▶ _BRANO ESTRATTO_
Si è tenuta oggi 6 novembre, al Centro Servizi Camerali “Galeazzo Alessi” (via Mazzini, 9), la seconda giornata del workshop “Energie Positive” promosso e organizzato dalla Fondazione Italianieuropei. Dopo le due due sessioni della mattinata in cui si è discusso di “L’Efficienza energetica” e del “Sistema industriale e le tecnologie per l’energia”, nel pomeriggio si è parlato dell’opzione nucleare e delle energie rinnovabili: politiche nazionali e regionali.
A trattare il delicato argomento “dell’opzione nucleare” Maurizio Cumo, ordinario di Impianti Nucleari dal 1976 presso la Facoltà di Ingegneria dell’Università Sapienza di Roma, che ha introdotto il tema dei reattori nucleari. “I reattori di III generazione avanzata non vanno confusi con quelli della IV generazione, che saranno disponibili non prima del 2040. In generale alla base dei progetti dei reattori c’era la possibilità che i sistemi di sicurezza controllassero le perdite radioattive. I sistemi di III generazione avanzata permettono nel caso di ‘Fusione del nocciolo dei reattori’ che la radioattività rimanga imprigionata all’interno dell’edificio che contiene il reattore.
La radioattività deve essere quindi contenuta e poi asportata dall’interno con tutte le dovute precauzioni. Il rendimento dei reattori di III generazione avanzata è aumentato dallo 0,6% allo 0,8%. Quindi il rendimento nell’utilizzo dell’uranio è aumentato del 33%. La IV generazione pretende qualcosa di più. C’è nelle tipologie studiate la possibilità di fare dei reattori cosiddetti ‘veloci’ che possono distruggere i prodotti pericolosi e quindi minimizzare le scorie. Il punto è che ad oggi non si è certi se si riuscirà a fare questa IV generazione, anche perché si propone obiettivi ambiziosi: la sicurezza intrinseca; il massimo rendimento; la minimizzazione dei rifiuti radioattivi e minimizzazione della proliferazione”.

▶ _DATI ESTRATTI_
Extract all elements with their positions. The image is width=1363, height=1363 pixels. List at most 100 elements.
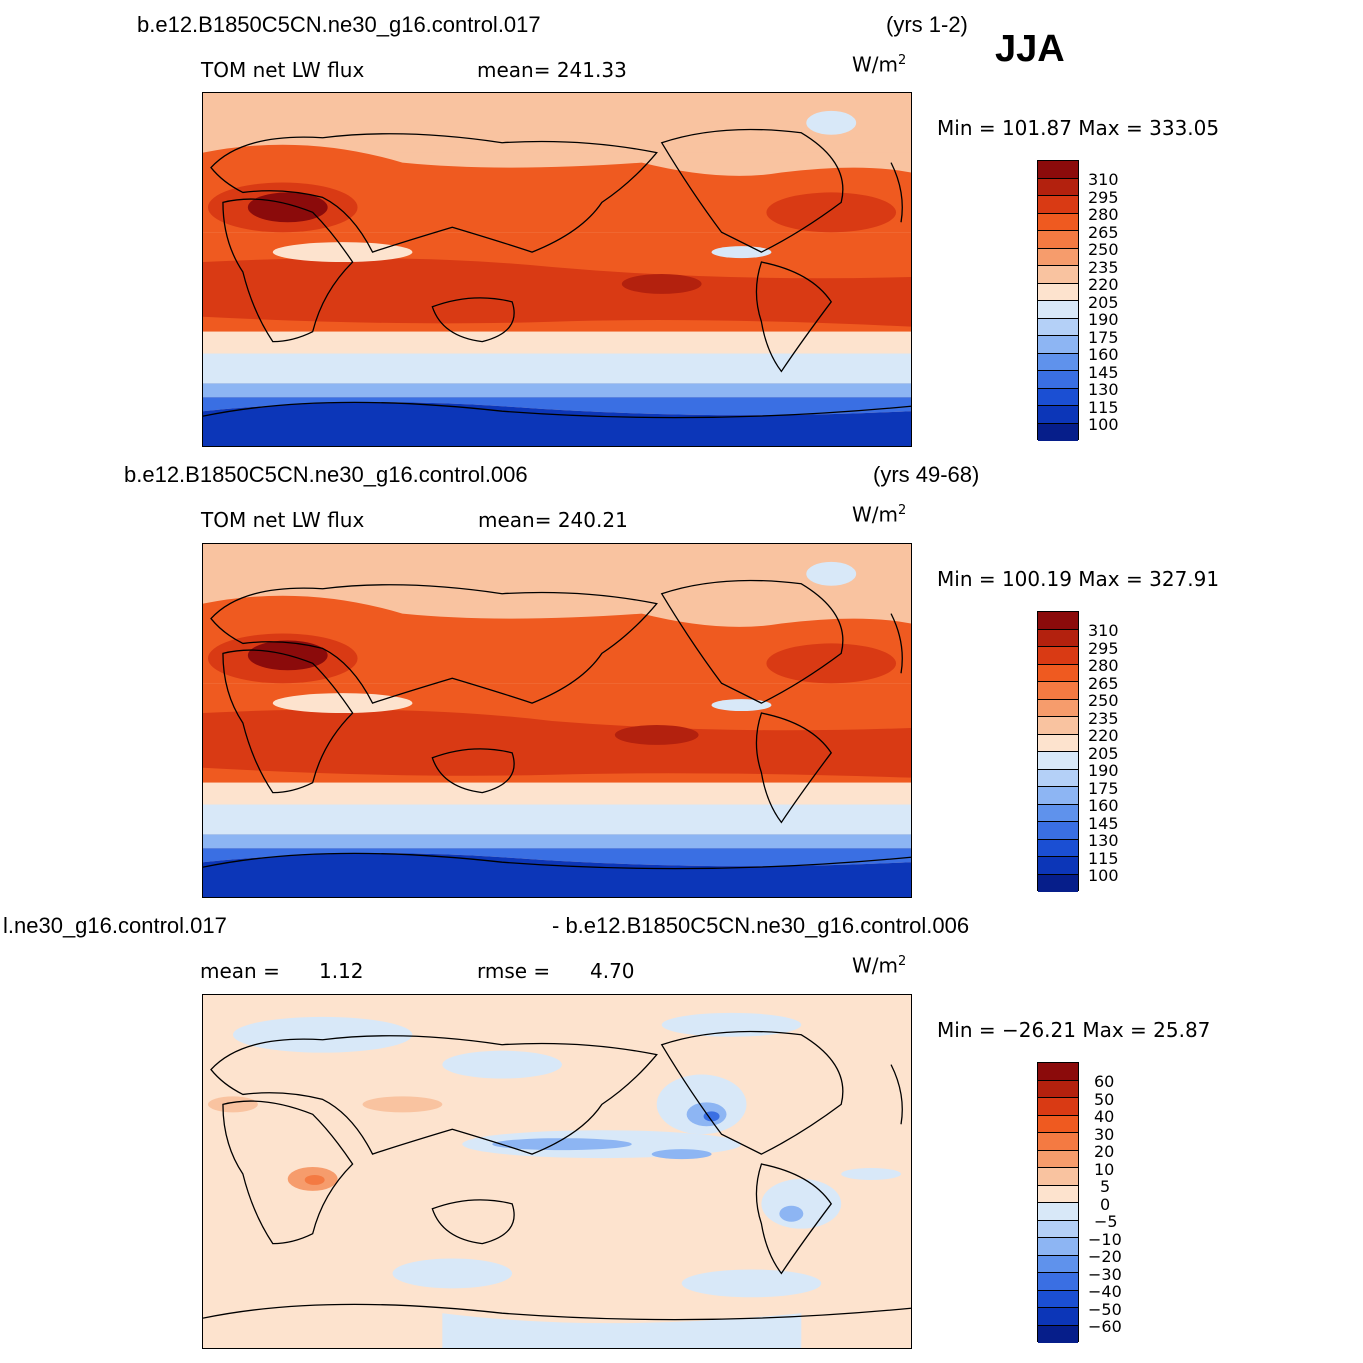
panel2-colorbar-swatch [1038,629,1078,647]
panel2-colorbar-swatch [1038,822,1078,840]
panel2-colorbar-swatch [1038,717,1078,735]
colorbar-tick-label: 310 [1088,170,1119,189]
colorbar-tick-label: 235 [1088,708,1119,728]
colorbar-tick-label: −40 [1088,1282,1122,1301]
panel3-colorbar-swatch [1038,1238,1078,1256]
panel3-colorbar-swatch [1038,1133,1078,1151]
panel2-colorbar-swatch [1038,804,1078,822]
colorbar-tick-label: −30 [1088,1264,1122,1284]
panel3-case-right: - b.e12.B1850C5CN.ne30_g16.control.006 [552,913,970,938]
panel2-colorbar-swatch [1038,874,1078,892]
colorbar-tick-label: 5 [1100,1177,1111,1196]
panel3-colorbar-swatch [1038,1115,1078,1133]
panel3-map [202,994,912,1349]
colorbar-tick-label: −20 [1088,1247,1122,1266]
panel2-map-field [203,544,911,897]
colorbar-tick-label: 100 [1088,415,1119,434]
panel3-colorbar-swatch [1038,1308,1078,1326]
colorbar-tick-label: 30 [1094,1124,1115,1144]
panel1-colorbar-swatch [1038,213,1078,231]
colorbar-tick-label: 220 [1088,726,1119,745]
colorbar-tick-label: 190 [1088,761,1119,780]
panel1-colorbar-swatch [1038,336,1078,354]
panel3-colorbar-swatch [1038,1150,1078,1168]
colorbar-tick-label: 0 [1100,1194,1111,1214]
panel2-colorbar-swatch [1038,769,1078,787]
colorbar-tick-label: 265 [1088,673,1119,693]
panel2-colorbar-swatch [1038,857,1078,875]
panel1-colorbar-swatch [1038,406,1078,424]
panel3-map-field [203,995,911,1348]
colorbar-tick-label: 190 [1088,310,1119,329]
panel1-colorbar-swatch [1038,248,1078,266]
colorbar-tick-label: 10 [1094,1159,1115,1179]
colorbar-tick-label: −5 [1094,1212,1118,1231]
panel1-colorbar-swatch [1038,301,1078,319]
panel3-case-left: l.ne30_g16.control.017 [3,913,227,938]
panel2-map [202,543,912,898]
panel1-colorbar-swatch [1038,178,1078,196]
panel2-colorbar-swatch [1038,787,1078,805]
colorbar-tick-label: 115 [1088,397,1119,417]
panel1-colorbar-swatch [1038,318,1078,336]
panel1-colorbar [1037,160,1079,441]
panel1-colorbar-swatch [1038,388,1078,406]
colorbar-tick-label: 20 [1094,1142,1115,1161]
panel3-colorbar-swatch [1038,1168,1078,1186]
colorbar-tick-label: 175 [1088,778,1119,798]
panel3-mean-value: 1.12 [319,959,364,983]
panel2-colorbar [1037,611,1079,892]
panel3-units: W/m2 [852,953,907,978]
colorbar-tick-label: 100 [1088,866,1119,885]
panel2-units: W/m2 [852,502,907,527]
colorbar-tick-label: 280 [1088,656,1119,675]
panel1-colorbar-swatch [1038,161,1078,179]
colorbar-tick-label: −10 [1088,1229,1122,1249]
panel3-colorbar-swatch [1038,1273,1078,1291]
panel3-colorbar [1037,1062,1079,1343]
panel1-minmax: Min = 101.87 Max = 333.05 [937,116,1220,140]
panel2-colorbar-swatch [1038,752,1078,770]
colorbar-tick-label: 235 [1088,257,1119,277]
colorbar-tick-label: −50 [1088,1299,1122,1319]
colorbar-tick-label: 145 [1088,362,1119,382]
panel1-case-title: b.e12.B1850C5CN.ne30_g16.control.017 [137,12,541,37]
panel3-colorbar-swatch [1038,1098,1078,1116]
panel1-years: (yrs 1-2) [886,12,968,37]
panel2-years: (yrs 49-68) [873,462,980,487]
colorbar-tick-label: 130 [1088,831,1119,850]
panel1-colorbar-swatch [1038,423,1078,441]
panel3-rmse-label: rmse = [477,959,551,983]
colorbar-tick-label: 295 [1088,638,1119,658]
panel3-colorbar-swatch [1038,1325,1078,1343]
panel1-mean-label: mean= 241.33 [477,58,627,82]
colorbar-tick-label: 115 [1088,848,1119,868]
panel1-colorbar-swatch [1038,266,1078,284]
panel3-colorbar-swatch [1038,1290,1078,1308]
panel2-variable-label: TOM net LW flux [201,508,365,532]
panel1-colorbar-swatch [1038,196,1078,214]
panel1-map [202,92,912,447]
panel2-colorbar-swatch [1038,647,1078,665]
panel3-colorbar-swatch [1038,1203,1078,1221]
panel2-colorbar-swatch [1038,699,1078,717]
panel1-colorbar-swatch [1038,231,1078,249]
panel1-map-field [203,93,911,446]
panel1-variable-label: TOM net LW flux [201,58,365,82]
panel2-mean-label: mean= 240.21 [478,508,628,532]
colorbar-tick-label: 205 [1088,292,1119,312]
panel3-colorbar-swatch [1038,1063,1078,1081]
colorbar-tick-label: 160 [1088,345,1119,364]
panel2-case-title: b.e12.B1850C5CN.ne30_g16.control.006 [124,462,528,487]
panel2-minmax: Min = 100.19 Max = 327.91 [937,567,1220,591]
colorbar-tick-label: 40 [1094,1107,1115,1126]
panel3-colorbar-swatch [1038,1185,1078,1203]
colorbar-tick-label: 175 [1088,327,1119,347]
colorbar-tick-label: 50 [1094,1089,1115,1109]
colorbar-tick-label: 250 [1088,240,1119,259]
panel1-units: W/m2 [852,52,907,77]
colorbar-tick-label: −60 [1088,1317,1122,1336]
colorbar-tick-label: 310 [1088,621,1119,640]
panel2-colorbar-swatch [1038,682,1078,700]
season-label: JJA [995,28,1065,70]
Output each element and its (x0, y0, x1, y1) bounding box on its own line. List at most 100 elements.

▶ _COSA FARE_
Ricopia il testo sul workshop da "A trattare il" a "contiene il reattore.", mettendo "stabile" al posto di "edificio".

▶ _RISULTATO_
A trattare il delicato argomento “dell’opzione nucleare” Maurizio Cumo, ordinario di Impianti Nucleari dal 1976 presso la Facoltà di Ingegneria dell’Università Sapienza di Roma, che ha introdotto il tema dei reattori nucleari. “I reattori di III generazione avanzata non vanno confusi con quelli della IV generazione, che saranno disponibili non prima del 2040. In generale alla base dei progetti dei reattori c’era la possibilità che i sistemi di sicurezza controllassero le perdite radioattive. I sistemi di III generazione avanzata permettono nel caso di ‘Fusione del nocciolo dei reattori’ che la radioattività rimanga imprigionata all’interno dell’stabile che contiene il reattore.